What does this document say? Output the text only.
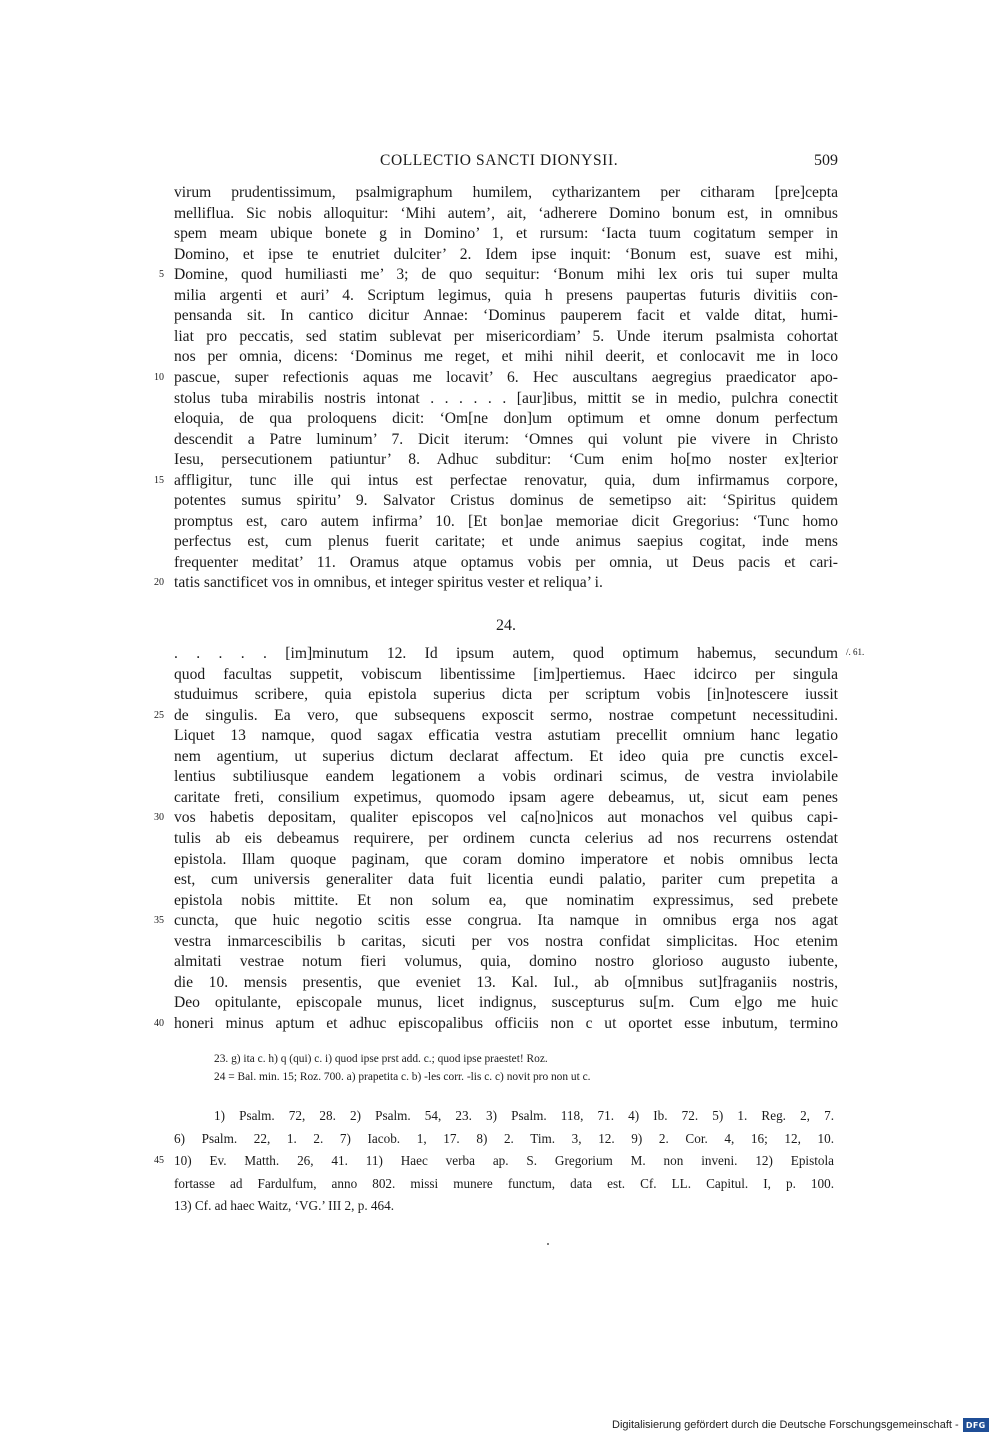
COLLECTIO SANCTI DIONYSII.	509
virum prudentissimum, psalmigraphum humilem, cytharizantem per citharam [pre]cepta
melliflua. Sic nobis alloquitur: ‘Mihi autem’, ait, ‘adherere Domino bonum est, in omnibus
spem meam ubique bonete g in Domino’ 1, et rursum: ‘Iacta tuum cogitatum semper in
Domino, et ipse te enutriet dulciter’ 2. Idem ipse inquit: ‘Bonum est, suave est mihi,
5 Domine, quod humiliasti me’ 3; de quo sequitur: ‘Bonum mihi lex oris tui super multa
milia argenti et auri’ 4. Scriptum legimus, quia h presens paupertas futuris divitiis con-
pensanda sit. In cantico dicitur Annae: ‘Dominus pauperem facit et valde ditat, humi-
liat pro peccatis, sed statim sublevat per misericordiam’ 5. Unde iterum psalmista cohortat
nos per omnia, dicens: ‘Dominus me reget, et mihi nihil deerit, et conlocavit me in loco
10 pascue, super refectionis aquas me locavit’ 6. Hec auscultans aegregius praedicator apo-
stolus tuba mirabilis nostris intonat . . . . . . [aur]ibus, mittit se in medio, pulchra conectit
eloquia, de qua proloquens dicit: ‘Om[ne don]um optimum et omne donum perfectum
descendit a Patre luminum’ 7. Dicit iterum: ‘Omnes qui volunt pie vivere in Christo
Iesu, persecutionem patiuntur’ 8. Adhuc subditur: ‘Cum enim ho[mo noster ex]terior
15 affligitur, tunc ille qui intus est perfectae renovatur, quia, dum infirmamus corpore,
potentes sumus spiritu’ 9. Salvator Cristus dominus de semetipso ait: ‘Spiritus quidem
promptus est, caro autem infirma’ 10. [Et bon]ae memoriae dicit Gregorius: ‘Tunc homo
perfectus est, cum plenus fuerit caritate; et unde animus saepius cogitat, inde mens
frequenter meditat’ 11. Oramus atque optamus vobis per omnia, ut Deus pacis et cari-
20 tatis sanctificet vos in omnibus, et integer spiritus vester et reliqua’ i.
24.
/. 61.
. . . . . [im]minutum 12. Id ipsum autem, quod optimum habemus, secundum
quod facultas suppetit, vobiscum libentissime [im]pertiemus. Haec idcirco per singula
studuimus scribere, quia epistola superius dicta per scriptum vobis [in]notescere iussit
25 de singulis. Ea vero, que subsequens exposcit sermo, nostrae competunt necessitudini.
Liquet 13 namque, quod sagax efficatia vestra astutiam precellit omnium hanc legatio
nem agentium, ut superius dictum declarat affectum. Et ideo quia pre cunctis excel-
lentius subtiliusque eandem legationem a vobis ordinari scimus, de vestra inviolabile
caritate freti, consilium expetimus, quomodo ipsam agere debeamus, ut, sicut eam penes
30 vos habetis depositam, qualiter episcopos vel ca[no]nicos aut monachos vel quibus capi-
tulis ab eis debeamus requirere, per ordinem cuncta celerius ad nos recurrens ostendat
epistola. Illam quoque paginam, que coram domino imperatore et nobis omnibus lecta
est, cum universis generaliter data fuit licentia eundi palatio, pariter cum prepetita a
epistola nobis mittite. Et non solum ea, que nominatim expressimus, sed prebete
35 cuncta, que huic negotio scitis esse congrua. Ita namque in omnibus erga nos agat
vestra inmarcescibilis b caritas, sicuti per vos nostra confidat simplicitas. Hoc etenim
almitati vestrae notum fieri volumus, quia, domino nostro glorioso augusto iubente,
die 10. mensis presentis, que eveniet 13. Kal. Iul., ab o[mnibus sut]fraganiis nostris,
Deo opitulante, episcopale munus, licet indignus, suscepturus su[m. Cum e]go me huic
40 honeri minus aptum et adhuc episcopalibus officiis non c ut oportet esse inbutum, termino
23. g) ita c. h) q (qui) c. i) quod ipse prst add. c.; quod ipse praestet! Roz.
24 = Bal. min. 15; Roz. 700. a) prapetita c. b) -les corr. -lis c. c) novit pro non ut c.
1) Psalm. 72, 28. 2) Psalm. 54, 23. 3) Psalm. 118, 71. 4) Ib. 72. 5) 1. Reg. 2, 7.
6) Psalm. 22, 1. 2. 7) Iacob. 1, 17. 8) 2. Tim. 3, 12. 9) 2. Cor. 4, 16; 12, 10.
45 10) Ev. Matth. 26, 41. 11) Haec verba ap. S. Gregorium M. non inveni. 12) Epistola
fortasse ad Fardulfum, anno 802. missi munere functum, data est. Cf. LL. Capitul. I, p. 100.
13) Cf. ad haec Waitz, ‘VG.’ III 2, p. 464.
Digitalisierung gefördert durch die Deutsche Forschungsgemeinschaft - DFG
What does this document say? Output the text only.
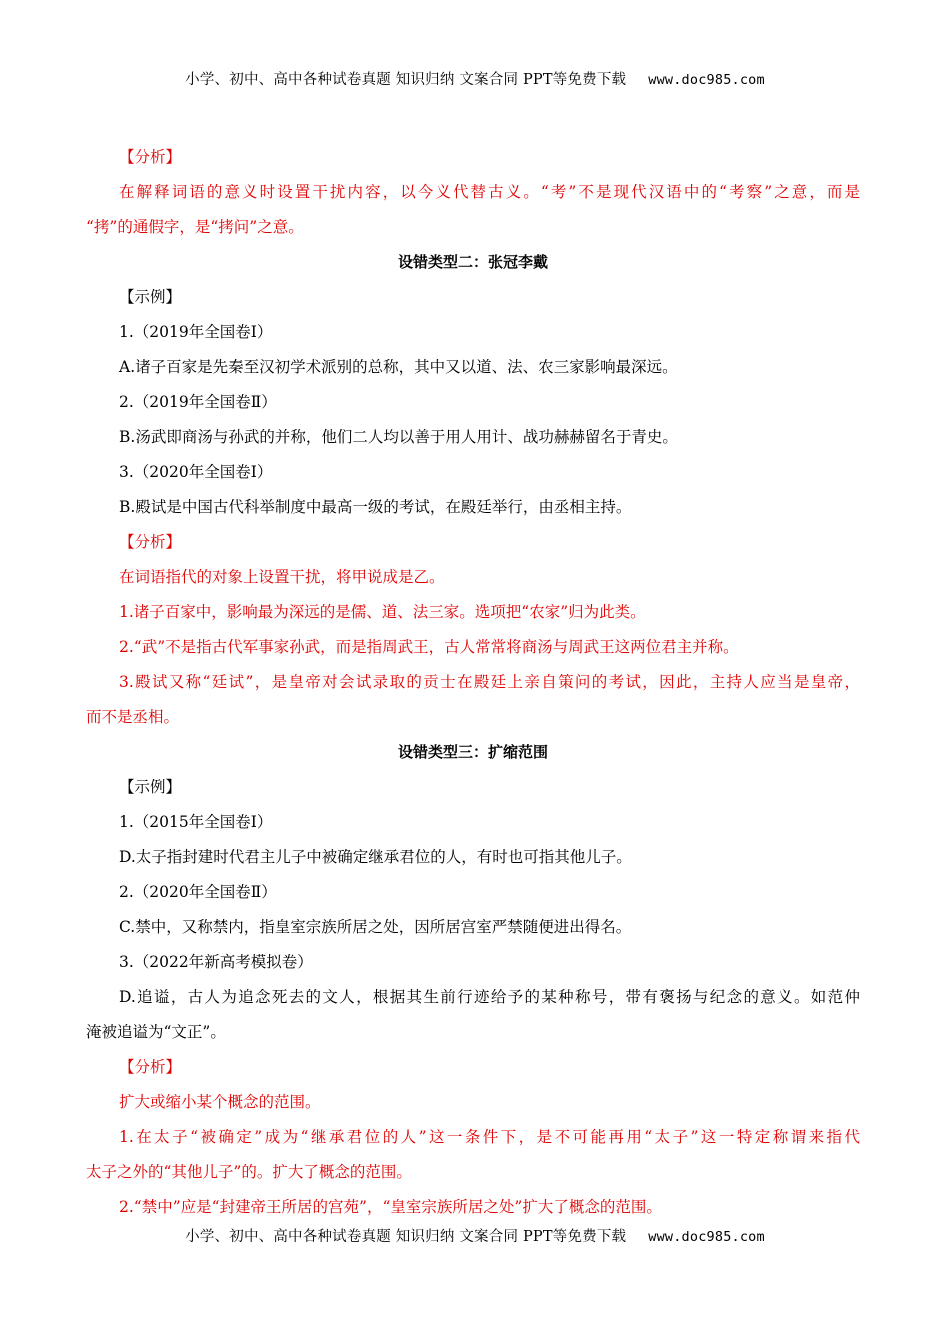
小学、初中、高中各种试卷真题 知识归纳 文案合同 PPT等免费下载 www.doc985.com
【分析】
在解释词语的意义时设置干扰内容，以今义代替古义。“考”不是现代汉语中的“考察”之意，而是
“拷”的通假字，是“拷问”之意。
设错类型二：张冠李戴
【示例】
1.（2019年全国卷Ⅰ）
A.诸子百家是先秦至汉初学术派别的总称，其中又以道、法、农三家影响最深远。
2.（2019年全国卷Ⅱ）
B.汤武即商汤与孙武的并称，他们二人均以善于用人用计、战功赫赫留名于青史。
3.（2020年全国卷Ⅰ）
B.殿试是中国古代科举制度中最高一级的考试，在殿廷举行，由丞相主持。
【分析】
在词语指代的对象上设置干扰，将甲说成是乙。
1.诸子百家中，影响最为深远的是儒、道、法三家。选项把“农家”归为此类。
2.“武”不是指古代军事家孙武，而是指周武王，古人常常将商汤与周武王这两位君主并称。
3.殿试又称“廷试”，是皇帝对会试录取的贡士在殿廷上亲自策问的考试，因此，主持人应当是皇帝，
而不是丞相。
设错类型三：扩缩范围
【示例】
1.（2015年全国卷Ⅰ）
D.太子指封建时代君主儿子中被确定继承君位的人，有时也可指其他儿子。
2.（2020年全国卷Ⅱ）
C.禁中，又称禁内，指皇室宗族所居之处，因所居宫室严禁随便进出得名。
3.（2022年新高考模拟卷）
D.追谥，古人为追念死去的文人，根据其生前行迹给予的某种称号，带有褒扬与纪念的意义。如范仲
淹被追谥为“文正”。
【分析】
扩大或缩小某个概念的范围。
1.在太子“被确定”成为“继承君位的人”这一条件下，是不可能再用“太子”这一特定称谓来指代
太子之外的“其他儿子”的。扩大了概念的范围。
2.“禁中”应是“封建帝王所居的宫苑”，“皇室宗族所居之处”扩大了概念的范围。
小学、初中、高中各种试卷真题 知识归纳 文案合同 PPT等免费下载 www.doc985.com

--------------------

## WHAT IS REQUIRED
Reproduce the material word for word, minus the images.

## RESULT OF THE EXERCISE
What does this document say? Output the text only.
COLLECTIO SANCTI DIONYSII.	509
virum prudentissimum, psalmigraphum humilem, cytharizantem per citharam [pre]cepta
melliflua. Sic nobis alloquitur: ‘Mihi autem’, ait, ‘adherere Domino bonum est, in omnibus
spem meam ubique bonete g in Domino’ 1, et rursum: ‘Iacta tuum cogitatum semper in
Domino, et ipse te enutriet dulciter’ 2. Idem ipse inquit: ‘Bonum est, suave est mihi,
5 Domine, quod humiliasti me’ 3; de quo sequitur: ‘Bonum mihi lex oris tui super multa
milia argenti et auri’ 4. Scriptum legimus, quia h presens paupertas futuris divitiis con-
pensanda sit. In cantico dicitur Annae: ‘Dominus pauperem facit et valde ditat, humi-
liat pro peccatis, sed statim sublevat per misericordiam’ 5. Unde iterum psalmista cohortat
nos per omnia, dicens: ‘Dominus me reget, et mihi nihil deerit, et conlocavit me in loco
10 pascue, super refectionis aquas me locavit’ 6. Hec auscultans aegregius praedicator apo-
stolus tuba mirabilis nostris intonat . . . . . . [aur]ibus, mittit se in medio, pulchra conectit
eloquia, de qua proloquens dicit: ‘Om[ne don]um optimum et omne donum perfectum
descendit a Patre luminum’ 7. Dicit iterum: ‘Omnes qui volunt pie vivere in Christo
Iesu, persecutionem patiuntur’ 8. Adhuc subditur: ‘Cum enim ho[mo noster ex]terior
15 affligitur, tunc ille qui intus est perfectae renovatur, quia, dum infirmamus corpore,
potentes sumus spiritu’ 9. Salvator Cristus dominus de semetipso ait: ‘Spiritus quidem
promptus est, caro autem infirma’ 10. [Et bon]ae memoriae dicit Gregorius: ‘Tunc homo
perfectus est, cum plenus fuerit caritate; et unde animus saepius cogitat, inde mens
frequenter meditat’ 11. Oramus atque optamus vobis per omnia, ut Deus pacis et cari-
20 tatis sanctificet vos in omnibus, et integer spiritus vester et reliqua’ i.
24.
/. 61.
. . . . . [im]minutum 12. Id ipsum autem, quod optimum habemus, secundum
quod facultas suppetit, vobiscum libentissime [im]pertiemus. Haec idcirco per singula
studuimus scribere, quia epistola superius dicta per scriptum vobis [in]notescere iussit
25 de singulis. Ea vero, que subsequens exposcit sermo, nostrae competunt necessitudini.
Liquet 13 namque, quod sagax efficatia vestra astutiam precellit omnium hanc legatio
nem agentium, ut superius dictum declarat affectum. Et ideo quia pre cunctis excel-
lentius subtiliusque eandem legationem a vobis ordinari scimus, de vestra inviolabile
caritate freti, consilium expetimus, quomodo ipsam agere debeamus, ut, sicut eam penes
30 vos habetis depositam, qualiter episcopos vel ca[no]nicos aut monachos vel quibus capi-
tulis ab eis debeamus requirere, per ordinem cuncta celerius ad nos recurrens ostendat
epistola. Illam quoque paginam, que coram domino imperatore et nobis omnibus lecta
est, cum universis generaliter data fuit licentia eundi palatio, pariter cum prepetita a
epistola nobis mittite. Et non solum ea, que nominatim expressimus, sed prebete
35 cuncta, que huic negotio scitis esse congrua. Ita namque in omnibus erga nos agat
vestra inmarcescibilis b caritas, sicuti per vos nostra confidat simplicitas. Hoc etenim
almitati vestrae notum fieri volumus, quia, domino nostro glorioso augusto iubente,
die 10. mensis presentis, que eveniet 13. Kal. Iul., ab o[mnibus sut]fraganiis nostris,
Deo opitulante, episcopale munus, licet indignus, suscepturus su[m. Cum e]go me huic
40 honeri minus aptum et adhuc episcopalibus officiis non c ut oportet esse inbutum, termino
23. g) ita c. h) q (qui) c. i) quod ipse prst add. c.; quod ipse praestet! Roz.
24 = Bal. min. 15; Roz. 700. a) prapetita c. b) -les corr. -lis c. c) novit pro non ut c.
1) Psalm. 72, 28. 2) Psalm. 54, 23. 3) Psalm. 118, 71. 4) Ib. 72. 5) 1. Reg. 2, 7.
6) Psalm. 22, 1. 2. 7) Iacob. 1, 17. 8) 2. Tim. 3, 12. 9) 2. Cor. 4, 16; 12, 10.
45 10) Ev. Matth. 26, 41. 11) Haec verba ap. S. Gregorium M. non inveni. 12) Epistola
fortasse ad Fardulfum, anno 802. missi munere functum, data est. Cf. LL. Capitul. I, p. 100.
13) Cf. ad haec Waitz, ‘VG.’ III 2, p. 464.
Digitalisierung gefördert durch die Deutsche Forschungsgemeinschaft - DFG
What does this document say? Output the text only.
小学、初中、高中各种试卷真题 知识归纳 文案合同 PPT等免费下载 www.doc985.com
【分析】
在解释词语的意义时设置干扰内容，以今义代替古义。“考”不是现代汉语中的“考察”之意，而是
“拷”的通假字，是“拷问”之意。
设错类型二：张冠李戴
【示例】
1.（2019年全国卷Ⅰ）
A.诸子百家是先秦至汉初学术派别的总称，其中又以道、法、农三家影响最深远。
2.（2019年全国卷Ⅱ）
B.汤武即商汤与孙武的并称，他们二人均以善于用人用计、战功赫赫留名于青史。
3.（2020年全国卷Ⅰ）
B.殿试是中国古代科举制度中最高一级的考试，在殿廷举行，由丞相主持。
【分析】
在词语指代的对象上设置干扰，将甲说成是乙。
1.诸子百家中，影响最为深远的是儒、道、法三家。选项把“农家”归为此类。
2.“武”不是指古代军事家孙武，而是指周武王，古人常常将商汤与周武王这两位君主并称。
3.殿试又称“廷试”，是皇帝对会试录取的贡士在殿廷上亲自策问的考试，因此，主持人应当是皇帝，
而不是丞相。
设错类型三：扩缩范围
【示例】
1.（2015年全国卷Ⅰ）
D.太子指封建时代君主儿子中被确定继承君位的人，有时也可指其他儿子。
2.（2020年全国卷Ⅱ）
C.禁中，又称禁内，指皇室宗族所居之处，因所居宫室严禁随便进出得名。
3.（2022年新高考模拟卷）
D.追谥，古人为追念死去的文人，根据其生前行迹给予的某种称号，带有褒扬与纪念的意义。如范仲
淹被追谥为“文正”。
【分析】
扩大或缩小某个概念的范围。
1.在太子“被确定”成为“继承君位的人”这一条件下，是不可能再用“太子”这一特定称谓来指代
太子之外的“其他儿子”的。扩大了概念的范围。
2.“禁中”应是“封建帝王所居的宫苑”，“皇室宗族所居之处”扩大了概念的范围。
小学、初中、高中各种试卷真题 知识归纳 文案合同 PPT等免费下载 www.doc985.com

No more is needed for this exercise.